WHAT IS ASKED: Check each line of the data below for the word "Scientist", then extract the ones that have it.
== INPUT RECORDS
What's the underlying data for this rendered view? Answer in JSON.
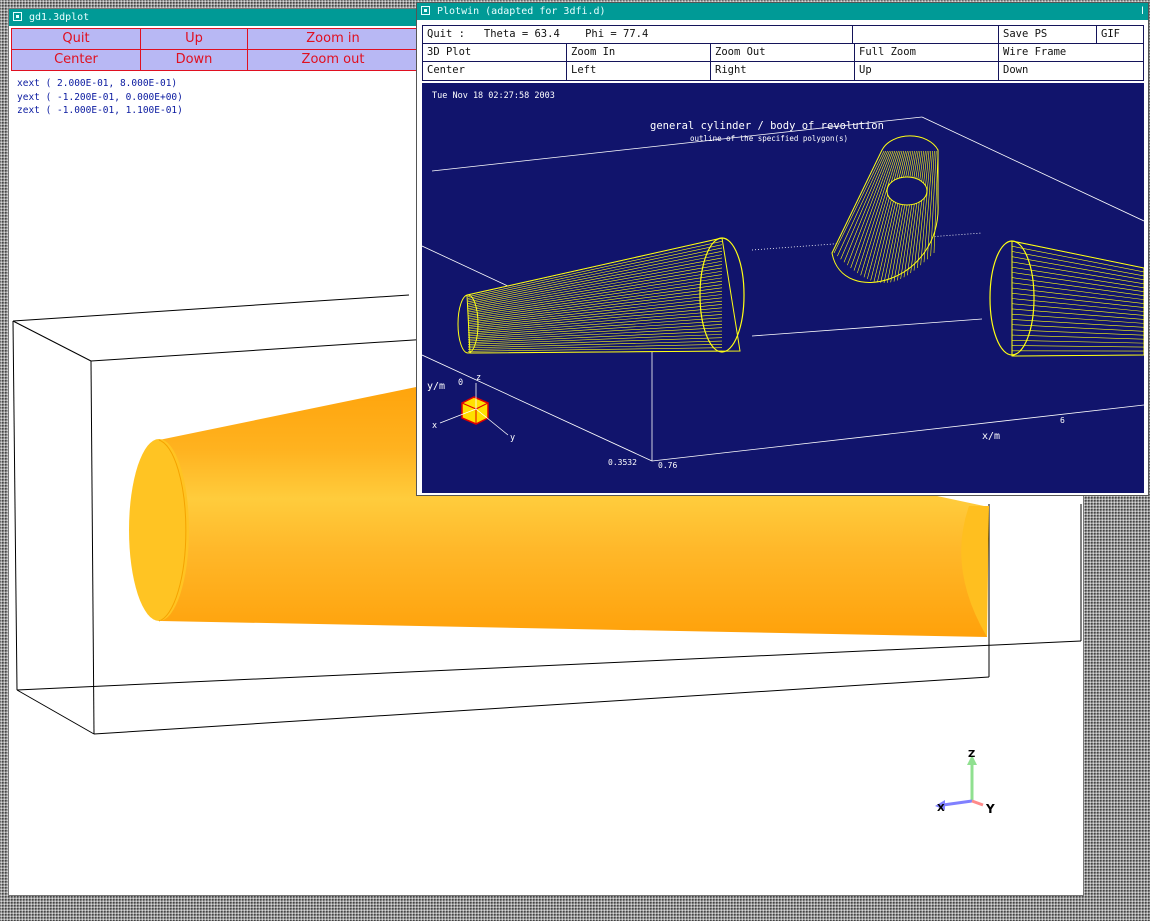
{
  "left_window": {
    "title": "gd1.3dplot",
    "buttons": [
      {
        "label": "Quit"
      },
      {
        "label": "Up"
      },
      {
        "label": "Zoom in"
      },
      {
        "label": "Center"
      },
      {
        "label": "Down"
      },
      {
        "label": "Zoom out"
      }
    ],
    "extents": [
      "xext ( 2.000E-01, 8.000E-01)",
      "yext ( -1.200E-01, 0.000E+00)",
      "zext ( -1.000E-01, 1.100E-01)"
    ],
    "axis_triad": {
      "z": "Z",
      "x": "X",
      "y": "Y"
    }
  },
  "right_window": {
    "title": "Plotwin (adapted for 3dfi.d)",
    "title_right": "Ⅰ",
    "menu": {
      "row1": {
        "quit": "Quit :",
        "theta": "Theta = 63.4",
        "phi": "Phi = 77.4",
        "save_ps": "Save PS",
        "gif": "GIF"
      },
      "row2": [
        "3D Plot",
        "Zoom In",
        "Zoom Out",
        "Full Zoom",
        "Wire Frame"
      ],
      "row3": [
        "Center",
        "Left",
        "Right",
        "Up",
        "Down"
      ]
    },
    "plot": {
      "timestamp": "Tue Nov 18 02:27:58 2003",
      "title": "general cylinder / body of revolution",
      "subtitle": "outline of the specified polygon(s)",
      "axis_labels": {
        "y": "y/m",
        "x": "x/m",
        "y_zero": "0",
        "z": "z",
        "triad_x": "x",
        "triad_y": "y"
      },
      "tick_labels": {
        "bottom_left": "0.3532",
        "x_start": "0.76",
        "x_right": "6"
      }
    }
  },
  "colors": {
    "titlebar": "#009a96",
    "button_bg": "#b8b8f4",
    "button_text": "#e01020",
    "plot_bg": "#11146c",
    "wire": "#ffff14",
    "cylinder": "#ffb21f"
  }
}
====
== INPUT RECORDS
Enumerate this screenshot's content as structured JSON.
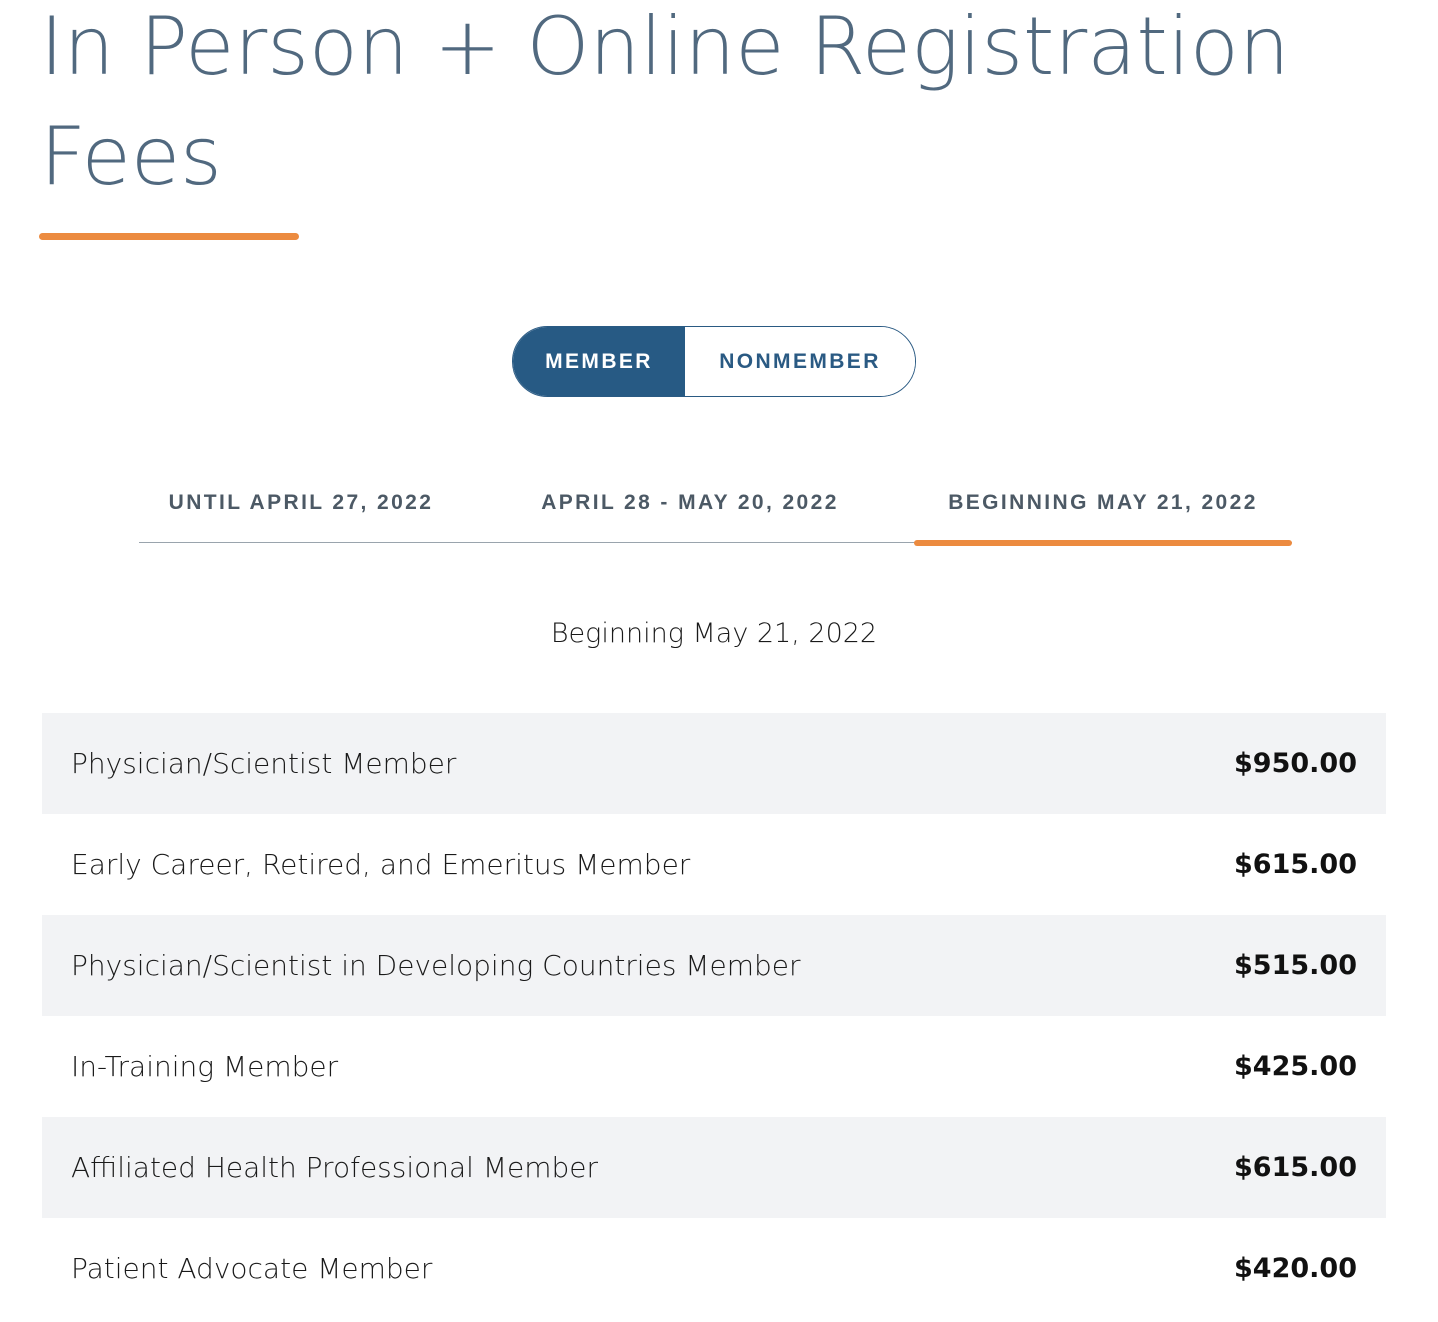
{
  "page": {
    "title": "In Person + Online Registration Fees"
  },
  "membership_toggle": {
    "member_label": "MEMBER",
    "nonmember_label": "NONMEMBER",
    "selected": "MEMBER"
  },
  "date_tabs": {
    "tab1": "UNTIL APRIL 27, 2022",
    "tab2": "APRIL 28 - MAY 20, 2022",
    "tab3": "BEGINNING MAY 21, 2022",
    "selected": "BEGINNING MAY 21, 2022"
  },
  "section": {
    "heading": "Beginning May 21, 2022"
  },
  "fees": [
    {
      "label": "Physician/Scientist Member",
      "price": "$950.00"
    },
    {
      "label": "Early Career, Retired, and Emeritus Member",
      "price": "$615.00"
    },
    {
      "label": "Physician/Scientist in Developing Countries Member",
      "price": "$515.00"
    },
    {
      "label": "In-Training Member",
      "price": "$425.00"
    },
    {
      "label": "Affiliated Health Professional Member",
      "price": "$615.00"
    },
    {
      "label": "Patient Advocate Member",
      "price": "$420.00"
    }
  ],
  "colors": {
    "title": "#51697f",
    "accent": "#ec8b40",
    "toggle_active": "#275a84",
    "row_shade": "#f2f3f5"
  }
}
====
OUTPUT:
      "label": "Physician/Scientist Member",
      "label": "Physician/Scientist in Developing Countries Member",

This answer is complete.